(Saved entries)
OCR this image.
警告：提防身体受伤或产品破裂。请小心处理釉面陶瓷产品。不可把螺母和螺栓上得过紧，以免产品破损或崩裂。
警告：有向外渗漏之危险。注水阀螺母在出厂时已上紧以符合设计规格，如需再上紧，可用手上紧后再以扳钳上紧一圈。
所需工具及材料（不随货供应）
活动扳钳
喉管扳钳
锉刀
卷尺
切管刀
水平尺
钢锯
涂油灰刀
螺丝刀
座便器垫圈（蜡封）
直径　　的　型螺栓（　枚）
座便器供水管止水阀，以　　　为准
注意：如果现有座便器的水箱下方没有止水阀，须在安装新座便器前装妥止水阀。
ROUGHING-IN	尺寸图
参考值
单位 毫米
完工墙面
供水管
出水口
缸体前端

= WHAT YOU ARE ASKED TO DO =
Nothing may be left out: return each entry exactly as it reads.

= ANSWER FOR THE TASK =
OCR this image.
警告：提防身体受伤或产品破裂。请小心处理釉面陶瓷产品。不可把螺母和螺栓上得过紧，以免产品破损或崩裂。
警告：有向外渗漏之危险。注水阀螺母在出厂时已上紧以符合设计规格，如需再上紧，可用手上紧后再以扳钳上紧一圈。
所需工具及材料（不随货供应）
活动扳钳
喉管扳钳
锉刀
卷尺
切管刀
水平尺
钢锯
涂油灰刀
螺丝刀
座便器垫圈（蜡封）
直径　　的　型螺栓（　枚）
座便器供水管止水阀，以　　　为准
注意：如果现有座便器的水箱下方没有止水阀，须在安装新座便器前装妥止水阀。
ROUGHING-IN	尺寸图
参考值
单位 毫米
完工墙面
供水管
出水口
缸体前端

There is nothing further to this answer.